What the exercise asks:
Every record should be written out exactly, with the pictures left out.

Provided information:
════════

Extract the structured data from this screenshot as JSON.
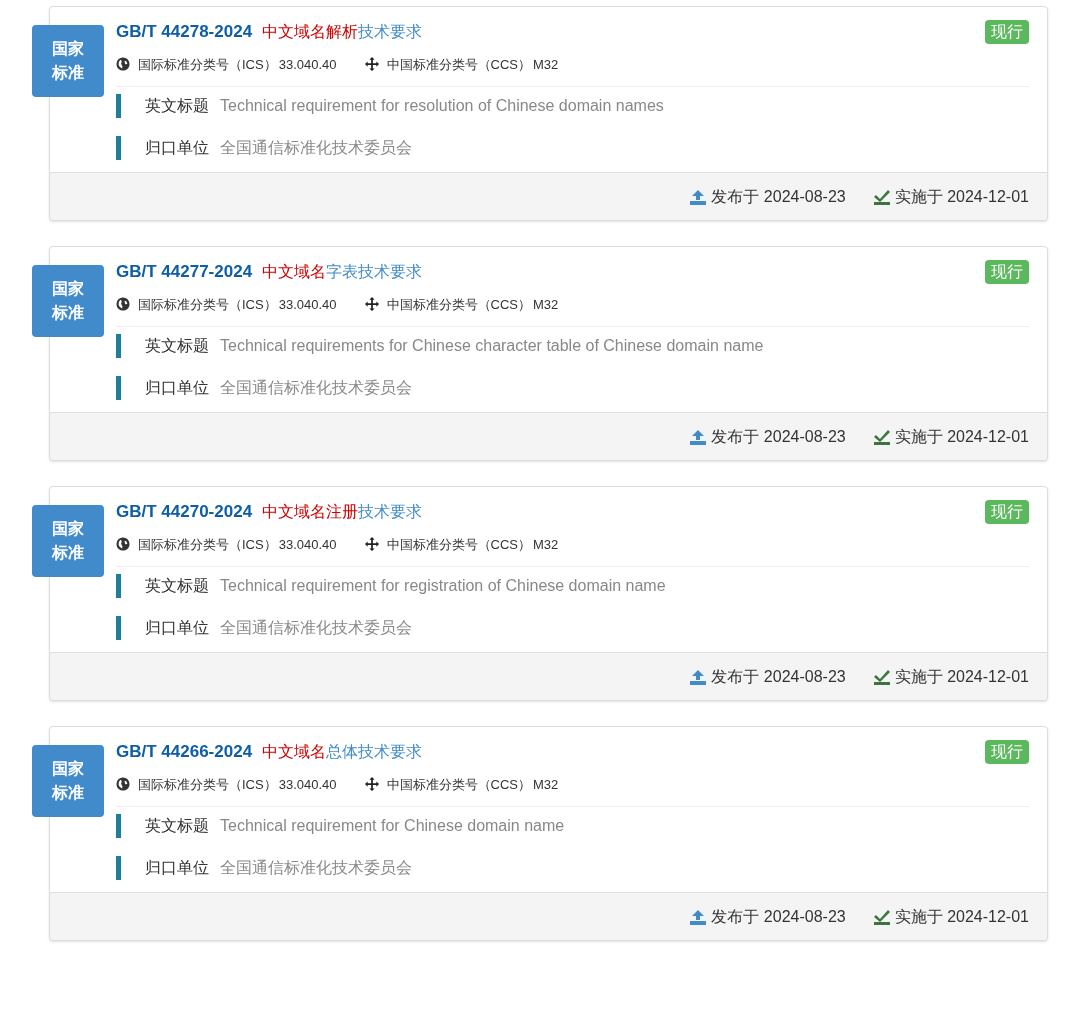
{
  "standards": [
    {
      "badge": [
        "国家",
        "标准"
      ],
      "code": "GB/T 44278-2024",
      "title_highlight": "中文域名解析",
      "title_rest": "技术要求",
      "status": "现行",
      "ics_label": "国际标准分类号（ICS）",
      "ics": "33.040.40",
      "ccs_label": "中国标准分类号（CCS）",
      "ccs": "M32",
      "fields": [
        {
          "label": "英文标题",
          "value": "Technical requirement for resolution of Chinese domain names"
        },
        {
          "label": "归口单位",
          "value": "全国通信标准化技术委员会"
        }
      ],
      "published": "发布于 2024-08-23",
      "effective": "实施于 2024-12-01"
    },
    {
      "badge": [
        "国家",
        "标准"
      ],
      "code": "GB/T 44277-2024",
      "title_highlight": "中文域名",
      "title_rest": "字表技术要求",
      "status": "现行",
      "ics_label": "国际标准分类号（ICS）",
      "ics": "33.040.40",
      "ccs_label": "中国标准分类号（CCS）",
      "ccs": "M32",
      "fields": [
        {
          "label": "英文标题",
          "value": "Technical requirements for Chinese character table of Chinese domain name"
        },
        {
          "label": "归口单位",
          "value": "全国通信标准化技术委员会"
        }
      ],
      "published": "发布于 2024-08-23",
      "effective": "实施于 2024-12-01"
    },
    {
      "badge": [
        "国家",
        "标准"
      ],
      "code": "GB/T 44270-2024",
      "title_highlight": "中文域名注册",
      "title_rest": "技术要求",
      "status": "现行",
      "ics_label": "国际标准分类号（ICS）",
      "ics": "33.040.40",
      "ccs_label": "中国标准分类号（CCS）",
      "ccs": "M32",
      "fields": [
        {
          "label": "英文标题",
          "value": "Technical requirement for registration of Chinese domain name"
        },
        {
          "label": "归口单位",
          "value": "全国通信标准化技术委员会"
        }
      ],
      "published": "发布于 2024-08-23",
      "effective": "实施于 2024-12-01"
    },
    {
      "badge": [
        "国家",
        "标准"
      ],
      "code": "GB/T 44266-2024",
      "title_highlight": "中文域名",
      "title_rest": "总体技术要求",
      "status": "现行",
      "ics_label": "国际标准分类号（ICS）",
      "ics": "33.040.40",
      "ccs_label": "中国标准分类号（CCS）",
      "ccs": "M32",
      "fields": [
        {
          "label": "英文标题",
          "value": "Technical requirement for Chinese domain name"
        },
        {
          "label": "归口单位",
          "value": "全国通信标准化技术委员会"
        }
      ],
      "published": "发布于 2024-08-23",
      "effective": "实施于 2024-12-01"
    }
  ]
}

════════

Solution to the exercise:
Extract the structured data from this screenshot as JSON.
{
  "standards": [
    {
      "badge": [
        "国家",
        "标准"
      ],
      "code": "GB/T 44278-2024",
      "title_highlight": "中文域名解析",
      "title_rest": "技术要求",
      "status": "现行",
      "ics_label": "国际标准分类号（ICS）",
      "ics": "33.040.40",
      "ccs_label": "中国标准分类号（CCS）",
      "ccs": "M32",
      "fields": [
        {
          "label": "英文标题",
          "value": "Technical requirement for resolution of Chinese domain names"
        },
        {
          "label": "归口单位",
          "value": "全国通信标准化技术委员会"
        }
      ],
      "published": "发布于 2024-08-23",
      "effective": "实施于 2024-12-01"
    },
    {
      "badge": [
        "国家",
        "标准"
      ],
      "code": "GB/T 44277-2024",
      "title_highlight": "中文域名",
      "title_rest": "字表技术要求",
      "status": "现行",
      "ics_label": "国际标准分类号（ICS）",
      "ics": "33.040.40",
      "ccs_label": "中国标准分类号（CCS）",
      "ccs": "M32",
      "fields": [
        {
          "label": "英文标题",
          "value": "Technical requirements for Chinese character table of Chinese domain name"
        },
        {
          "label": "归口单位",
          "value": "全国通信标准化技术委员会"
        }
      ],
      "published": "发布于 2024-08-23",
      "effective": "实施于 2024-12-01"
    },
    {
      "badge": [
        "国家",
        "标准"
      ],
      "code": "GB/T 44270-2024",
      "title_highlight": "中文域名注册",
      "title_rest": "技术要求",
      "status": "现行",
      "ics_label": "国际标准分类号（ICS）",
      "ics": "33.040.40",
      "ccs_label": "中国标准分类号（CCS）",
      "ccs": "M32",
      "fields": [
        {
          "label": "英文标题",
          "value": "Technical requirement for registration of Chinese domain name"
        },
        {
          "label": "归口单位",
          "value": "全国通信标准化技术委员会"
        }
      ],
      "published": "发布于 2024-08-23",
      "effective": "实施于 2024-12-01"
    },
    {
      "badge": [
        "国家",
        "标准"
      ],
      "code": "GB/T 44266-2024",
      "title_highlight": "中文域名",
      "title_rest": "总体技术要求",
      "status": "现行",
      "ics_label": "国际标准分类号（ICS）",
      "ics": "33.040.40",
      "ccs_label": "中国标准分类号（CCS）",
      "ccs": "M32",
      "fields": [
        {
          "label": "英文标题",
          "value": "Technical requirement for Chinese domain name"
        },
        {
          "label": "归口单位",
          "value": "全国通信标准化技术委员会"
        }
      ],
      "published": "发布于 2024-08-23",
      "effective": "实施于 2024-12-01"
    }
  ]
}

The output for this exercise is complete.